EXERCISE: Answer with a single number: the count of lines that include the string "CONGRESS".
* * * * * * *
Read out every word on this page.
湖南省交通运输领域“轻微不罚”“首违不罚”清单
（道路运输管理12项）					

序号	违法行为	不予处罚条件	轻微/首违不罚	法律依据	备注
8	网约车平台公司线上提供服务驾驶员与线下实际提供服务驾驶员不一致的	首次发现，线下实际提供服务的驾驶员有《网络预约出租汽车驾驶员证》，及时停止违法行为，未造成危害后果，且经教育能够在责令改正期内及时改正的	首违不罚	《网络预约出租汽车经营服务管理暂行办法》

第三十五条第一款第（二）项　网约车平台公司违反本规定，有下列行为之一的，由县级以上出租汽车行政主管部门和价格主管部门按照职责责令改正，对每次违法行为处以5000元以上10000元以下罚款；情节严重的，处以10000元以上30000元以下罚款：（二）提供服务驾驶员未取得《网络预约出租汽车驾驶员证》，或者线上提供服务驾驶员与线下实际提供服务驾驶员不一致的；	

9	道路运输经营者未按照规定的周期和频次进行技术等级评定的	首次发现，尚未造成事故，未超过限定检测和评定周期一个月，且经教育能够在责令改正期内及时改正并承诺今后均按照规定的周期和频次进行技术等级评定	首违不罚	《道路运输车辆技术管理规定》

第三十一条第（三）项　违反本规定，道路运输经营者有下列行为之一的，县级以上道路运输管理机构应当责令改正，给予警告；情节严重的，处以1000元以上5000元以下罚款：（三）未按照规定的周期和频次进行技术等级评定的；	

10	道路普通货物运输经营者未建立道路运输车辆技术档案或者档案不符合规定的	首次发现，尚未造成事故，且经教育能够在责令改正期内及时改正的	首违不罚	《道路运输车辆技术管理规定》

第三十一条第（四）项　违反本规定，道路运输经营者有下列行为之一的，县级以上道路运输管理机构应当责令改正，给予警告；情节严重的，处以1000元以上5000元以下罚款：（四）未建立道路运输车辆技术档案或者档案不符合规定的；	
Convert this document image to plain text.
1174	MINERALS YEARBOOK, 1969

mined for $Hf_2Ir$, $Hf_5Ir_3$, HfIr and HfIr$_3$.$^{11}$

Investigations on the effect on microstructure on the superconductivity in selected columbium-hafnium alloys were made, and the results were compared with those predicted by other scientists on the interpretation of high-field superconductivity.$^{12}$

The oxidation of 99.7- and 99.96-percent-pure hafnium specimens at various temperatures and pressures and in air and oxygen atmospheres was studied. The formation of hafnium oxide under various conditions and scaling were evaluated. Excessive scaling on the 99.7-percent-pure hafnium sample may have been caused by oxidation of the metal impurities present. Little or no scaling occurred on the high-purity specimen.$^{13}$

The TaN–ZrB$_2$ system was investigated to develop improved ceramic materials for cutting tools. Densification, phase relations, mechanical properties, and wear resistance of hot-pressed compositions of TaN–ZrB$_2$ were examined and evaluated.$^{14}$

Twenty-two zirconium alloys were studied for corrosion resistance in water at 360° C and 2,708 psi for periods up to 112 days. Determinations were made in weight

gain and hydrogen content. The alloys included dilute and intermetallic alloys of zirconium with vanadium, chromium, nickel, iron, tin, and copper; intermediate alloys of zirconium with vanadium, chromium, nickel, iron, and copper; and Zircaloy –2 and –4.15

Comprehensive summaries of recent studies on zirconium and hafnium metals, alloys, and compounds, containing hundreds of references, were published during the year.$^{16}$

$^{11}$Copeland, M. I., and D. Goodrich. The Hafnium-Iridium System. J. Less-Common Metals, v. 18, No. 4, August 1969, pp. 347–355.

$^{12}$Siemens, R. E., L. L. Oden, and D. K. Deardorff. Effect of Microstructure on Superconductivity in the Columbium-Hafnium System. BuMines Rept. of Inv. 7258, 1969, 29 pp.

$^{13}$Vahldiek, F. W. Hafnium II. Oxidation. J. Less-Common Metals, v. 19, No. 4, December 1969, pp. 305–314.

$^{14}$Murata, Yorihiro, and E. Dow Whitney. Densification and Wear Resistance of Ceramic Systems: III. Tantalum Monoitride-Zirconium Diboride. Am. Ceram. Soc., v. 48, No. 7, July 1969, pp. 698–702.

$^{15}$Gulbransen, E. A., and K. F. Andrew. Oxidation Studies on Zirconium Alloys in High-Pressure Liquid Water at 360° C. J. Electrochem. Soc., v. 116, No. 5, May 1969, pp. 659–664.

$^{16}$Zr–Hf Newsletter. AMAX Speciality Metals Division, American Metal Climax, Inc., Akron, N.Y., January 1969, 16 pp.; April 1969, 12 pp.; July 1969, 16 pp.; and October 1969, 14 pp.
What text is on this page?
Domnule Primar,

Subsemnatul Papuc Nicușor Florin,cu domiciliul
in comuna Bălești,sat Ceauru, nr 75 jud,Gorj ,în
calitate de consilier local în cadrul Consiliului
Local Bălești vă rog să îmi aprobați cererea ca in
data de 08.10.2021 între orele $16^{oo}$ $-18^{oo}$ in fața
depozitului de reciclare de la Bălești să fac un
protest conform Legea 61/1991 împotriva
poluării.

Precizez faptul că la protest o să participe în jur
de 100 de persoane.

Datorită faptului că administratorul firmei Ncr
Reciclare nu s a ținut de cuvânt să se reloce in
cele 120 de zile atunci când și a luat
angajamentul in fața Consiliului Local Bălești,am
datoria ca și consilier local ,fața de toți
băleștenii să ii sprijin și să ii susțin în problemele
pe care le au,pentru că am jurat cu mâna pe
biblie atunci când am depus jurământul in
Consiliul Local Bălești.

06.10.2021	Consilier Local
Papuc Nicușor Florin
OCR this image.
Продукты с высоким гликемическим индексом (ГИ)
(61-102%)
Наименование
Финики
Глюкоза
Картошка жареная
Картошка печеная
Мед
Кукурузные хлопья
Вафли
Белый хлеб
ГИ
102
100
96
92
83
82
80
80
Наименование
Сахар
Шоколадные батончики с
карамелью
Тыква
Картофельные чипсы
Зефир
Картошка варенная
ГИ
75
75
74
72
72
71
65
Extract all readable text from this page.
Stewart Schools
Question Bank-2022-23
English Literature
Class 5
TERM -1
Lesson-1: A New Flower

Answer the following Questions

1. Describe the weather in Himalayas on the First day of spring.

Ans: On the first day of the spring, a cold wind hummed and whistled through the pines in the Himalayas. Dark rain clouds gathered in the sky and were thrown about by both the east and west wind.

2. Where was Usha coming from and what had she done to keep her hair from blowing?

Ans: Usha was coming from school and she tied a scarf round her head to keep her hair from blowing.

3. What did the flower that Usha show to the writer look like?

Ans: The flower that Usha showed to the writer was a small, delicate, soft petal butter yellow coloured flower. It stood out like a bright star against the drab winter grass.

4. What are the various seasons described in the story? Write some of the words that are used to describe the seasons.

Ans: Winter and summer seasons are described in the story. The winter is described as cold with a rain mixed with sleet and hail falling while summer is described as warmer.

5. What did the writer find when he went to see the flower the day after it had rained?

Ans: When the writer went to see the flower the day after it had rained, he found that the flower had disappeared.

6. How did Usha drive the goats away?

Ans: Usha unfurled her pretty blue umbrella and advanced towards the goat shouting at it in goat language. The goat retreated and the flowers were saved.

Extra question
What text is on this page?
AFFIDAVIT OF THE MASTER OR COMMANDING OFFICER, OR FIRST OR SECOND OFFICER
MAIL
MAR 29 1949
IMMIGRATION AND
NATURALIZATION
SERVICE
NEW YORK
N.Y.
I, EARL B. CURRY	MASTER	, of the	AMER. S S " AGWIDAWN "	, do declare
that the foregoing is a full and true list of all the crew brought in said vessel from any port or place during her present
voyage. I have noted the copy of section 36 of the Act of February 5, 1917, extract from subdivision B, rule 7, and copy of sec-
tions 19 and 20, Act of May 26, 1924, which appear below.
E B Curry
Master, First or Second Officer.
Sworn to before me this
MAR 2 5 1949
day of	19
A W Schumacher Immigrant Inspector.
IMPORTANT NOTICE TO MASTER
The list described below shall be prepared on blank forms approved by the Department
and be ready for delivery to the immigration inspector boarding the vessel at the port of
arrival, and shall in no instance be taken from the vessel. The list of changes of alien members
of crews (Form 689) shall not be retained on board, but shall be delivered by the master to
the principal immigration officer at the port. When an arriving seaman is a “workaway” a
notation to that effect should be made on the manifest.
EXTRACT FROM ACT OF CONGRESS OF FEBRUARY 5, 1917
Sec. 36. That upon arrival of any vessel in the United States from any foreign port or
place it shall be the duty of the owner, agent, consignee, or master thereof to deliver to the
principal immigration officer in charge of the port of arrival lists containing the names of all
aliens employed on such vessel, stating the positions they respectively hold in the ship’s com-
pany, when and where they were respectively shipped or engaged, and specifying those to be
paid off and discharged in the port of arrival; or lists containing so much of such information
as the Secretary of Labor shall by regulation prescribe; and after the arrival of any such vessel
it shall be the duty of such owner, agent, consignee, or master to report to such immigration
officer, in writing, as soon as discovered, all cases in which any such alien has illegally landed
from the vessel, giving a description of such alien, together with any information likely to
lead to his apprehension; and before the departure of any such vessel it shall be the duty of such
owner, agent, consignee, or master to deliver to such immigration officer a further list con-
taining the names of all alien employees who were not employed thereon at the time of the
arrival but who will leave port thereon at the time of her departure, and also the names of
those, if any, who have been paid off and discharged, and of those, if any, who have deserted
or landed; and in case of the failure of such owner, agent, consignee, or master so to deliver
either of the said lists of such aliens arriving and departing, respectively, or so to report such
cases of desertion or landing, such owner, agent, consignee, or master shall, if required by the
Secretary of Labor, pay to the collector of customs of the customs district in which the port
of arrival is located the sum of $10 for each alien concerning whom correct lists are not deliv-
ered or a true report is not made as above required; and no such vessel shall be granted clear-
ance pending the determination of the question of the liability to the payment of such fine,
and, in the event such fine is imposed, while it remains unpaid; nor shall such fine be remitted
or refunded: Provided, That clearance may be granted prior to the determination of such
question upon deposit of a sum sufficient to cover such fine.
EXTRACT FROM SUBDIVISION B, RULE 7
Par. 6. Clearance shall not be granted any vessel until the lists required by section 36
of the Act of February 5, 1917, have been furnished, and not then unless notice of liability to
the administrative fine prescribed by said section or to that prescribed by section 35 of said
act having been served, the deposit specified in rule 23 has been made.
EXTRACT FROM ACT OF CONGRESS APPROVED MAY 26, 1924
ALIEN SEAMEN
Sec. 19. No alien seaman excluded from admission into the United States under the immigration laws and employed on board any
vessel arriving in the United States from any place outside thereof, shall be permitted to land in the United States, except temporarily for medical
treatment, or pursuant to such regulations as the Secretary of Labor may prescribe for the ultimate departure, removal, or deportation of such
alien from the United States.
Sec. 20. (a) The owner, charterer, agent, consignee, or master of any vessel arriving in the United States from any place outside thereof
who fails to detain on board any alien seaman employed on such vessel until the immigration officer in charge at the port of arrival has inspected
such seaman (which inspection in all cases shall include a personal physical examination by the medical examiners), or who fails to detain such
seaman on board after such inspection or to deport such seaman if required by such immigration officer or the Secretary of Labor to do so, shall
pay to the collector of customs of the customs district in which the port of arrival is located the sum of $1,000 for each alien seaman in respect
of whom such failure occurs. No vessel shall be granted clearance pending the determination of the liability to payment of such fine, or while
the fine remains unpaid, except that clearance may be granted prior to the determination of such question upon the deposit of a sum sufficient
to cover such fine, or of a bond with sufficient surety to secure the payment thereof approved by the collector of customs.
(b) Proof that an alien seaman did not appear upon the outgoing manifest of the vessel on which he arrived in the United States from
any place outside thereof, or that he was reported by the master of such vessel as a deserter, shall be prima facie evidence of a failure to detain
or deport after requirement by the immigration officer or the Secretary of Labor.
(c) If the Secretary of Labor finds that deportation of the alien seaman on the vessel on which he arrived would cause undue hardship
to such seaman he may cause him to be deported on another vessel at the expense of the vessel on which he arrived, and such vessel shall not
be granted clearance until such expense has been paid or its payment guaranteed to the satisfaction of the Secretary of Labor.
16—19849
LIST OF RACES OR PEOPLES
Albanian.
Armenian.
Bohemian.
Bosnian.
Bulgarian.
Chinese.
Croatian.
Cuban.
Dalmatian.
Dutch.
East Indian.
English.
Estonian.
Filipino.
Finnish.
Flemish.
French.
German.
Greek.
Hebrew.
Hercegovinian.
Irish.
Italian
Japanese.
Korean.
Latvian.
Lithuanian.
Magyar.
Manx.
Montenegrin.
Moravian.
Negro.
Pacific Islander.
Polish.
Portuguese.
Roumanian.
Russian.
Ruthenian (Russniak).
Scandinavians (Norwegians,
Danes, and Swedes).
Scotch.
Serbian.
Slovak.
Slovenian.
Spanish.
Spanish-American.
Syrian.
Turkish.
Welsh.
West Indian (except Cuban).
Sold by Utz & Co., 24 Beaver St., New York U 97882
* * * * * * *
THE RESULT: 2